> _Aim of the task_
Give the records back in full, exactly as they read.
--------------------------------------------------
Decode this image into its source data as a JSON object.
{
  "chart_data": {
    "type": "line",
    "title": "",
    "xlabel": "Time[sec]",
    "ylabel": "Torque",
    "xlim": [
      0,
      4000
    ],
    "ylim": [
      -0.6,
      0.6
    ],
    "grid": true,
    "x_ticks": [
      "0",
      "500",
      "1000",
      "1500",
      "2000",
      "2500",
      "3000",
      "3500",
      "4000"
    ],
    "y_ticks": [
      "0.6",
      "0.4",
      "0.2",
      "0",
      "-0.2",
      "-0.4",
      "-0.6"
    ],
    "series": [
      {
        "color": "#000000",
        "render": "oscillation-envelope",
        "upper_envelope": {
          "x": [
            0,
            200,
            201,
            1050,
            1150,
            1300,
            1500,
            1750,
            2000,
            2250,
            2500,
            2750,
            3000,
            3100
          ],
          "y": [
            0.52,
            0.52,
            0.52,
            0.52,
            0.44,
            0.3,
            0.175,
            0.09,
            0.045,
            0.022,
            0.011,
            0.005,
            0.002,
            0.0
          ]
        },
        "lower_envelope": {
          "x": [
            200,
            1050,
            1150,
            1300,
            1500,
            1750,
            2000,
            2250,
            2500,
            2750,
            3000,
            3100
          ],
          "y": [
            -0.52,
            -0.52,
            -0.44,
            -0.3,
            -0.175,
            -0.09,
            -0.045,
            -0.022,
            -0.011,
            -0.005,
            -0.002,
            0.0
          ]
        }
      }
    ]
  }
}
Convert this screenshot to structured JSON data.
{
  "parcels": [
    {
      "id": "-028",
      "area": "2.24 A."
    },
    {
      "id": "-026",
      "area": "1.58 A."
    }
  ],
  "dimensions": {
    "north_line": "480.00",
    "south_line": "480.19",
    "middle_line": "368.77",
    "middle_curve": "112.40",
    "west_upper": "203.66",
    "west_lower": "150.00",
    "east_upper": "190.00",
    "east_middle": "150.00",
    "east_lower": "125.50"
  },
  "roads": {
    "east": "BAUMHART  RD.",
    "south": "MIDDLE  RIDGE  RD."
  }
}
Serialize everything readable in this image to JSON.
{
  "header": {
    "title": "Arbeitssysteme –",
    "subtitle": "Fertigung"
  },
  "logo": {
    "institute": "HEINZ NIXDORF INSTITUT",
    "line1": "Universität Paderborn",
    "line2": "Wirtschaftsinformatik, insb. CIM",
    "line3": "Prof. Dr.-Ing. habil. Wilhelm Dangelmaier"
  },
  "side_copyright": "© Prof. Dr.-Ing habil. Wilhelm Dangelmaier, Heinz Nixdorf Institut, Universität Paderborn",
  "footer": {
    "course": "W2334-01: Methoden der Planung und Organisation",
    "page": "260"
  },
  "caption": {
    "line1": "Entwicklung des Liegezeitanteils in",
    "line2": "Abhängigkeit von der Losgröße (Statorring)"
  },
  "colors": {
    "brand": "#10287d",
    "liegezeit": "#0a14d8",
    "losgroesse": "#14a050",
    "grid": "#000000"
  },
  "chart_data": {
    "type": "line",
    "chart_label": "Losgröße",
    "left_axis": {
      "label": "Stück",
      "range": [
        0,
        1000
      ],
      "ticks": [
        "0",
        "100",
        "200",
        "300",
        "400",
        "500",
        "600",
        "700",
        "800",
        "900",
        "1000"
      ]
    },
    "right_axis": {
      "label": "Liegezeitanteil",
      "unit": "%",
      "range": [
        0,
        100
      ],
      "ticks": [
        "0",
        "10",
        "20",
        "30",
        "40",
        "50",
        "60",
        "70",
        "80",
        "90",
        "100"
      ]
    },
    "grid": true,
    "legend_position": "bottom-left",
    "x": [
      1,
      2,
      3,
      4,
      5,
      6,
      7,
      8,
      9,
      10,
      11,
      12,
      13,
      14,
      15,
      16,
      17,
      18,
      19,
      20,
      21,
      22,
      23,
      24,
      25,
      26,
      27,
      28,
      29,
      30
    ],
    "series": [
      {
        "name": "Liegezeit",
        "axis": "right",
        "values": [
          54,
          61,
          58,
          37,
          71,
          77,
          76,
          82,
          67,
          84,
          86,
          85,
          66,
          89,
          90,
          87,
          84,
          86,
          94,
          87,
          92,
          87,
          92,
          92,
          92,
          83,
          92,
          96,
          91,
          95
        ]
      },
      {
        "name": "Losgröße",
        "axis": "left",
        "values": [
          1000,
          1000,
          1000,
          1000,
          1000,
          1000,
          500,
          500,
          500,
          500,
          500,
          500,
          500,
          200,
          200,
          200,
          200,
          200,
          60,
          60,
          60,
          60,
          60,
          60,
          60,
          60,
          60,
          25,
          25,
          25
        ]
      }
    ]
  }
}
--------------------------------------------------
> _Solved problem_
Decode this image into its source data as a JSON object.
{
  "chart_data": {
    "type": "line",
    "title": "",
    "xlabel": "Time[sec]",
    "ylabel": "Torque",
    "xlim": [
      0,
      4000
    ],
    "ylim": [
      -0.6,
      0.6
    ],
    "grid": true,
    "x_ticks": [
      "0",
      "500",
      "1000",
      "1500",
      "2000",
      "2500",
      "3000",
      "3500",
      "4000"
    ],
    "y_ticks": [
      "0.6",
      "0.4",
      "0.2",
      "0",
      "-0.2",
      "-0.4",
      "-0.6"
    ],
    "series": [
      {
        "color": "#000000",
        "render": "oscillation-envelope",
        "upper_envelope": {
          "x": [
            0,
            200,
            201,
            1050,
            1150,
            1300,
            1500,
            1750,
            2000,
            2250,
            2500,
            2750,
            3000,
            3100
          ],
          "y": [
            0.52,
            0.52,
            0.52,
            0.52,
            0.44,
            0.3,
            0.175,
            0.09,
            0.045,
            0.022,
            0.011,
            0.005,
            0.002,
            0.0
          ]
        },
        "lower_envelope": {
          "x": [
            200,
            1050,
            1150,
            1300,
            1500,
            1750,
            2000,
            2250,
            2500,
            2750,
            3000,
            3100
          ],
          "y": [
            -0.52,
            -0.52,
            -0.44,
            -0.3,
            -0.175,
            -0.09,
            -0.045,
            -0.022,
            -0.011,
            -0.005,
            -0.002,
            0.0
          ]
        }
      }
    ]
  }
}
Convert this screenshot to structured JSON data.
{
  "parcels": [
    {
      "id": "-028",
      "area": "2.24 A."
    },
    {
      "id": "-026",
      "area": "1.58 A."
    }
  ],
  "dimensions": {
    "north_line": "480.00",
    "south_line": "480.19",
    "middle_line": "368.77",
    "middle_curve": "112.40",
    "west_upper": "203.66",
    "west_lower": "150.00",
    "east_upper": "190.00",
    "east_middle": "150.00",
    "east_lower": "125.50"
  },
  "roads": {
    "east": "BAUMHART  RD.",
    "south": "MIDDLE  RIDGE  RD."
  }
}
Serialize everything readable in this image to JSON.
{
  "header": {
    "title": "Arbeitssysteme –",
    "subtitle": "Fertigung"
  },
  "logo": {
    "institute": "HEINZ NIXDORF INSTITUT",
    "line1": "Universität Paderborn",
    "line2": "Wirtschaftsinformatik, insb. CIM",
    "line3": "Prof. Dr.-Ing. habil. Wilhelm Dangelmaier"
  },
  "side_copyright": "© Prof. Dr.-Ing habil. Wilhelm Dangelmaier, Heinz Nixdorf Institut, Universität Paderborn",
  "footer": {
    "course": "W2334-01: Methoden der Planung und Organisation",
    "page": "260"
  },
  "caption": {
    "line1": "Entwicklung des Liegezeitanteils in",
    "line2": "Abhängigkeit von der Losgröße (Statorring)"
  },
  "colors": {
    "brand": "#10287d",
    "liegezeit": "#0a14d8",
    "losgroesse": "#14a050",
    "grid": "#000000"
  },
  "chart_data": {
    "type": "line",
    "chart_label": "Losgröße",
    "left_axis": {
      "label": "Stück",
      "range": [
        0,
        1000
      ],
      "ticks": [
        "0",
        "100",
        "200",
        "300",
        "400",
        "500",
        "600",
        "700",
        "800",
        "900",
        "1000"
      ]
    },
    "right_axis": {
      "label": "Liegezeitanteil",
      "unit": "%",
      "range": [
        0,
        100
      ],
      "ticks": [
        "0",
        "10",
        "20",
        "30",
        "40",
        "50",
        "60",
        "70",
        "80",
        "90",
        "100"
      ]
    },
    "grid": true,
    "legend_position": "bottom-left",
    "x": [
      1,
      2,
      3,
      4,
      5,
      6,
      7,
      8,
      9,
      10,
      11,
      12,
      13,
      14,
      15,
      16,
      17,
      18,
      19,
      20,
      21,
      22,
      23,
      24,
      25,
      26,
      27,
      28,
      29,
      30
    ],
    "series": [
      {
        "name": "Liegezeit",
        "axis": "right",
        "values": [
          54,
          61,
          58,
          37,
          71,
          77,
          76,
          82,
          67,
          84,
          86,
          85,
          66,
          89,
          90,
          87,
          84,
          86,
          94,
          87,
          92,
          87,
          92,
          92,
          92,
          83,
          92,
          96,
          91,
          95
        ]
      },
      {
        "name": "Losgröße",
        "axis": "left",
        "values": [
          1000,
          1000,
          1000,
          1000,
          1000,
          1000,
          500,
          500,
          500,
          500,
          500,
          500,
          500,
          200,
          200,
          200,
          200,
          200,
          60,
          60,
          60,
          60,
          60,
          60,
          60,
          60,
          60,
          25,
          25,
          25
        ]
      }
    ]
  }
}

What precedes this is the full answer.